> **Brief**: Make an exact copy of all the records.

Dataset items
******

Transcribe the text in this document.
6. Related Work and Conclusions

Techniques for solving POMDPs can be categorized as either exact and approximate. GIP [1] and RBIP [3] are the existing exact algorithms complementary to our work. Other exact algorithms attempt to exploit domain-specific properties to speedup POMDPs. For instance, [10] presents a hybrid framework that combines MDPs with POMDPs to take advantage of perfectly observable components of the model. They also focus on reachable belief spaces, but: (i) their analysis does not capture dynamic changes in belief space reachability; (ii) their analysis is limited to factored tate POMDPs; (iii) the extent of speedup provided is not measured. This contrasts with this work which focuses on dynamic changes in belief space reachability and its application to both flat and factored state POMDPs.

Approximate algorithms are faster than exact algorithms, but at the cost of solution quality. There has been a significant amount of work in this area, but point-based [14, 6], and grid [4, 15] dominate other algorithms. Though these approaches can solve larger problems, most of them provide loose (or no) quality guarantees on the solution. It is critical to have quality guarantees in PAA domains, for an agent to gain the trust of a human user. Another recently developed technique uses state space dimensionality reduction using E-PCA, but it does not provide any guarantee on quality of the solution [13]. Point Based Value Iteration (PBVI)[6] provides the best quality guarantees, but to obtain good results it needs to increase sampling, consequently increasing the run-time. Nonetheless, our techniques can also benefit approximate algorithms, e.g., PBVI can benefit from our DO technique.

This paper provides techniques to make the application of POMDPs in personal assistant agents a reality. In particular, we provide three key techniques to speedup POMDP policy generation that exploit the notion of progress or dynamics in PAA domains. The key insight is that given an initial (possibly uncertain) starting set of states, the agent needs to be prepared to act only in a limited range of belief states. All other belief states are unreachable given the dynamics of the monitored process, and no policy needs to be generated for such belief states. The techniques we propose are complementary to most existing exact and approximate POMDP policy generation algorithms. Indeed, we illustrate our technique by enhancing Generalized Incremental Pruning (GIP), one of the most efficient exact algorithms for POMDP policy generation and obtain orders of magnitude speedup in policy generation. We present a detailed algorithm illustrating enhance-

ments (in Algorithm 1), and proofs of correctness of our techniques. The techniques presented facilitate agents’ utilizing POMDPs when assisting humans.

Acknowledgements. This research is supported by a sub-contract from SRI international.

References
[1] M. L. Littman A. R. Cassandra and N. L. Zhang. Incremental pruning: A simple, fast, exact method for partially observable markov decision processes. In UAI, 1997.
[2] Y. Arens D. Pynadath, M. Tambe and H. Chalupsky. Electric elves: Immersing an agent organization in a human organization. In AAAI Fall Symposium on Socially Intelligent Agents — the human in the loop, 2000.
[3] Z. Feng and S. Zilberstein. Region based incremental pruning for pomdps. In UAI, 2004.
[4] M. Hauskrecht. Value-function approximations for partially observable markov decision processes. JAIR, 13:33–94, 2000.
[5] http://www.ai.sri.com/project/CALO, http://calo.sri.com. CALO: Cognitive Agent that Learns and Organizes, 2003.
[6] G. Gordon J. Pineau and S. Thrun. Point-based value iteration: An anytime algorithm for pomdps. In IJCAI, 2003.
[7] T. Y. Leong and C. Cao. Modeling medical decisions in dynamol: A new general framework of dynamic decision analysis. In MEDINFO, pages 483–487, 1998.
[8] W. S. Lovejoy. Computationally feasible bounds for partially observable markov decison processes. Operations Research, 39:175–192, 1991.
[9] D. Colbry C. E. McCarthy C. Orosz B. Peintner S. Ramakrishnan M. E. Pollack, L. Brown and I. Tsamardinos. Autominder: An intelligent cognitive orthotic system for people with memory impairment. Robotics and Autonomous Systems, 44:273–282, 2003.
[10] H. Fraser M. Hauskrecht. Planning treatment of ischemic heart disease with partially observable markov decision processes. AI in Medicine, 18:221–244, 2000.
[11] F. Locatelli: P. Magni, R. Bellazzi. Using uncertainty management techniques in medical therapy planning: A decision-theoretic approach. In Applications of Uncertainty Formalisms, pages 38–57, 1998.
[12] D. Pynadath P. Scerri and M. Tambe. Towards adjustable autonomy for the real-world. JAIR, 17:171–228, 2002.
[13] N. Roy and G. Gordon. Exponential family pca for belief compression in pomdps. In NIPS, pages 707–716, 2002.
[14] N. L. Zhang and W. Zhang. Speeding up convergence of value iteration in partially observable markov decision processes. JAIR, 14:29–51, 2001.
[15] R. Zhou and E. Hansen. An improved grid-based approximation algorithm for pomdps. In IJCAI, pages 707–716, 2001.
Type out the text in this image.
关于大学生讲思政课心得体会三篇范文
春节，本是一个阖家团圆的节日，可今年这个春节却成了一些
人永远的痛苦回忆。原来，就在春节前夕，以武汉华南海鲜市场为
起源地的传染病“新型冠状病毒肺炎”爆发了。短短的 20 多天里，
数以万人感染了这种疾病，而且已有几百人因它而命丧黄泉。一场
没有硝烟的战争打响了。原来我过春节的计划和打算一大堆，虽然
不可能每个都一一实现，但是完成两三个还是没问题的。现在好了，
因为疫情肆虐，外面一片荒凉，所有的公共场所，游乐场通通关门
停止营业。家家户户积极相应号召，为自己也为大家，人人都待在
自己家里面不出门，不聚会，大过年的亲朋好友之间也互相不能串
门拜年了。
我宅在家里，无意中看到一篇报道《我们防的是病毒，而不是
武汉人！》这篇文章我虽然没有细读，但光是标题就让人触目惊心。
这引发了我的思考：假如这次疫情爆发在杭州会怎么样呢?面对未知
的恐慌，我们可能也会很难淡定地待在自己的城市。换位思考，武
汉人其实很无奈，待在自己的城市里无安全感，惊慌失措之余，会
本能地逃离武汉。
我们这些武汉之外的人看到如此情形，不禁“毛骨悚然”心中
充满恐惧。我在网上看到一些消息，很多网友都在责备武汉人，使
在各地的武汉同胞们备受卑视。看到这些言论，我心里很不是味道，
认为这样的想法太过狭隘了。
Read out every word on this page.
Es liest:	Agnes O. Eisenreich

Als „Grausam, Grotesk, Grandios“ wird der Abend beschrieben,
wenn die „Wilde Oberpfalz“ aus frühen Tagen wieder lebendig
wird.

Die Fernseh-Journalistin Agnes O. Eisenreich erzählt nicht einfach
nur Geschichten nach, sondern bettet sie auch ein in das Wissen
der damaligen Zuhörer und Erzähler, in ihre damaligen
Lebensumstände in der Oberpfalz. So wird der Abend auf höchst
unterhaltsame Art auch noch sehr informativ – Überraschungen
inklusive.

******

> **Answer to this exercise**:
Transcribe the text in this document.
6. Related Work and Conclusions

Techniques for solving POMDPs can be categorized as either exact and approximate. GIP [1] and RBIP [3] are the existing exact algorithms complementary to our work. Other exact algorithms attempt to exploit domain-specific properties to speedup POMDPs. For instance, [10] presents a hybrid framework that combines MDPs with POMDPs to take advantage of perfectly observable components of the model. They also focus on reachable belief spaces, but: (i) their analysis does not capture dynamic changes in belief space reachability; (ii) their analysis is limited to factored tate POMDPs; (iii) the extent of speedup provided is not measured. This contrasts with this work which focuses on dynamic changes in belief space reachability and its application to both flat and factored state POMDPs.

Approximate algorithms are faster than exact algorithms, but at the cost of solution quality. There has been a significant amount of work in this area, but point-based [14, 6], and grid [4, 15] dominate other algorithms. Though these approaches can solve larger problems, most of them provide loose (or no) quality guarantees on the solution. It is critical to have quality guarantees in PAA domains, for an agent to gain the trust of a human user. Another recently developed technique uses state space dimensionality reduction using E-PCA, but it does not provide any guarantee on quality of the solution [13]. Point Based Value Iteration (PBVI)[6] provides the best quality guarantees, but to obtain good results it needs to increase sampling, consequently increasing the run-time. Nonetheless, our techniques can also benefit approximate algorithms, e.g., PBVI can benefit from our DO technique.

This paper provides techniques to make the application of POMDPs in personal assistant agents a reality. In particular, we provide three key techniques to speedup POMDP policy generation that exploit the notion of progress or dynamics in PAA domains. The key insight is that given an initial (possibly uncertain) starting set of states, the agent needs to be prepared to act only in a limited range of belief states. All other belief states are unreachable given the dynamics of the monitored process, and no policy needs to be generated for such belief states. The techniques we propose are complementary to most existing exact and approximate POMDP policy generation algorithms. Indeed, we illustrate our technique by enhancing Generalized Incremental Pruning (GIP), one of the most efficient exact algorithms for POMDP policy generation and obtain orders of magnitude speedup in policy generation. We present a detailed algorithm illustrating enhance-

ments (in Algorithm 1), and proofs of correctness of our techniques. The techniques presented facilitate agents’ utilizing POMDPs when assisting humans.

Acknowledgements. This research is supported by a sub-contract from SRI international.

References
[1] M. L. Littman A. R. Cassandra and N. L. Zhang. Incremental pruning: A simple, fast, exact method for partially observable markov decision processes. In UAI, 1997.
[2] Y. Arens D. Pynadath, M. Tambe and H. Chalupsky. Electric elves: Immersing an agent organization in a human organization. In AAAI Fall Symposium on Socially Intelligent Agents — the human in the loop, 2000.
[3] Z. Feng and S. Zilberstein. Region based incremental pruning for pomdps. In UAI, 2004.
[4] M. Hauskrecht. Value-function approximations for partially observable markov decision processes. JAIR, 13:33–94, 2000.
[5] http://www.ai.sri.com/project/CALO, http://calo.sri.com. CALO: Cognitive Agent that Learns and Organizes, 2003.
[6] G. Gordon J. Pineau and S. Thrun. Point-based value iteration: An anytime algorithm for pomdps. In IJCAI, 2003.
[7] T. Y. Leong and C. Cao. Modeling medical decisions in dynamol: A new general framework of dynamic decision analysis. In MEDINFO, pages 483–487, 1998.
[8] W. S. Lovejoy. Computationally feasible bounds for partially observable markov decison processes. Operations Research, 39:175–192, 1991.
[9] D. Colbry C. E. McCarthy C. Orosz B. Peintner S. Ramakrishnan M. E. Pollack, L. Brown and I. Tsamardinos. Autominder: An intelligent cognitive orthotic system for people with memory impairment. Robotics and Autonomous Systems, 44:273–282, 2003.
[10] H. Fraser M. Hauskrecht. Planning treatment of ischemic heart disease with partially observable markov decision processes. AI in Medicine, 18:221–244, 2000.
[11] F. Locatelli: P. Magni, R. Bellazzi. Using uncertainty management techniques in medical therapy planning: A decision-theoretic approach. In Applications of Uncertainty Formalisms, pages 38–57, 1998.
[12] D. Pynadath P. Scerri and M. Tambe. Towards adjustable autonomy for the real-world. JAIR, 17:171–228, 2002.
[13] N. Roy and G. Gordon. Exponential family pca for belief compression in pomdps. In NIPS, pages 707–716, 2002.
[14] N. L. Zhang and W. Zhang. Speeding up convergence of value iteration in partially observable markov decision processes. JAIR, 14:29–51, 2001.
[15] R. Zhou and E. Hansen. An improved grid-based approximation algorithm for pomdps. In IJCAI, pages 707–716, 2001.
Type out the text in this image.
关于大学生讲思政课心得体会三篇范文
春节，本是一个阖家团圆的节日，可今年这个春节却成了一些
人永远的痛苦回忆。原来，就在春节前夕，以武汉华南海鲜市场为
起源地的传染病“新型冠状病毒肺炎”爆发了。短短的 20 多天里，
数以万人感染了这种疾病，而且已有几百人因它而命丧黄泉。一场
没有硝烟的战争打响了。原来我过春节的计划和打算一大堆，虽然
不可能每个都一一实现，但是完成两三个还是没问题的。现在好了，
因为疫情肆虐，外面一片荒凉，所有的公共场所，游乐场通通关门
停止营业。家家户户积极相应号召，为自己也为大家，人人都待在
自己家里面不出门，不聚会，大过年的亲朋好友之间也互相不能串
门拜年了。
我宅在家里，无意中看到一篇报道《我们防的是病毒，而不是
武汉人！》这篇文章我虽然没有细读，但光是标题就让人触目惊心。
这引发了我的思考：假如这次疫情爆发在杭州会怎么样呢?面对未知
的恐慌，我们可能也会很难淡定地待在自己的城市。换位思考，武
汉人其实很无奈，待在自己的城市里无安全感，惊慌失措之余，会
本能地逃离武汉。
我们这些武汉之外的人看到如此情形，不禁“毛骨悚然”心中
充满恐惧。我在网上看到一些消息，很多网友都在责备武汉人，使
在各地的武汉同胞们备受卑视。看到这些言论，我心里很不是味道，
认为这样的想法太过狭隘了。
Read out every word on this page.
Es liest:	Agnes O. Eisenreich

Als „Grausam, Grotesk, Grandios“ wird der Abend beschrieben,
wenn die „Wilde Oberpfalz“ aus frühen Tagen wieder lebendig
wird.

Die Fernseh-Journalistin Agnes O. Eisenreich erzählt nicht einfach
nur Geschichten nach, sondern bettet sie auch ein in das Wissen
der damaligen Zuhörer und Erzähler, in ihre damaligen
Lebensumstände in der Oberpfalz. So wird der Abend auf höchst
unterhaltsame Art auch noch sehr informativ – Überraschungen
inklusive.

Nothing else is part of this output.